→ Task statement:
Pull out every line below containing the word "derivada".

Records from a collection
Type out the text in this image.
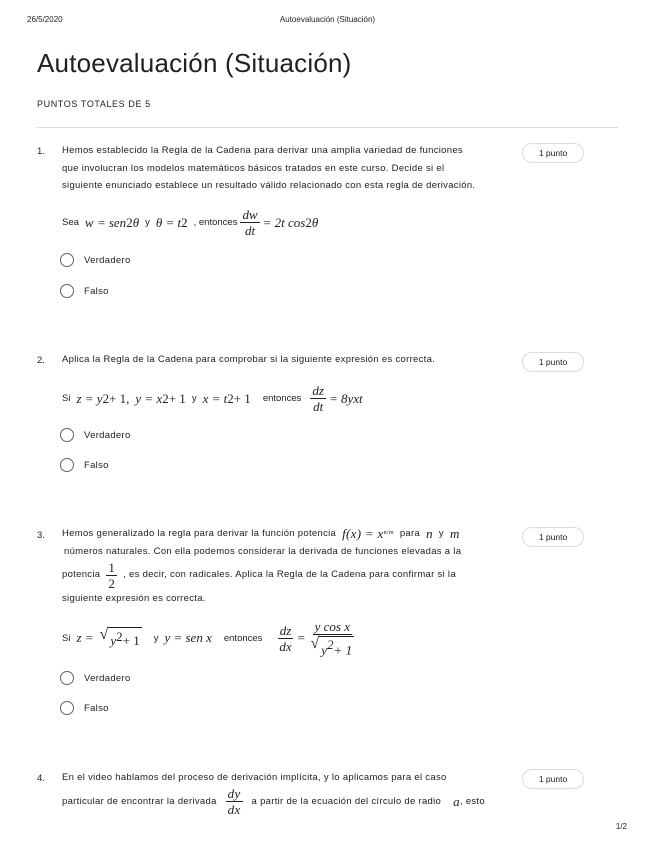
26/5/2020	Autoevaluación (Situación)
1/2
Autoevaluación (Situación)
PUNTOS TOTALES DE 5
1. Hemos establecido la Regla de la Cadena para derivar una amplia variedad de funciones
que involucran los modelos matemáticos básicos tratados en este curso. Decide si el
siguiente enunciado establece un resultado válido relacionado con esta regla de derivación.
1 punto
Sea w = sen 2 θ y θ = t 2 , entonces $\frac{dw}{dt} = 2t$ cos 2 θ
Verdadero
Falso
2. Aplica la Regla de la Cadena para comprobar si la siguiente expresión es correcta.	1 punto
Si z = y 2 + 1, y = x 2 + 1 y x = t 2 + 1 entonces $\frac{dz}{dt} = 8yxt$
Verdadero
Falso
3.	1 punto
Hemos generalizado la regla para derivar la función potencia f(x) = x n/m para n y m
números naturales. Con ella podemos considerar la derivada de funciones elevadas a la
potencia $\frac{1}{2}$ , es decir, con radicales. Aplica la Regla de la Cadena para confirmar si la
siguiente expresión es correcta.
Si z = √ $y^2+ 1$ y y = sen x entonces $\frac{dz}{dx} = \frac{\text{y cos x}}{√ y^2+ 1}$
Verdadero
Falso
4.	1 punto
En el video hablamos del proceso de derivación implícita, y lo aplicamos para el caso
particular de encontrar la derivada $\frac{dy}{dx}$ a partir de la ecuación del círculo de radio a , esto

→ Expected answer:
números naturales. Con ella podemos considerar la derivada de funciones elevadas a la
particular de encontrar la derivada $\frac{dy}{dx}$ a partir de la ecuación del círculo de radio a , esto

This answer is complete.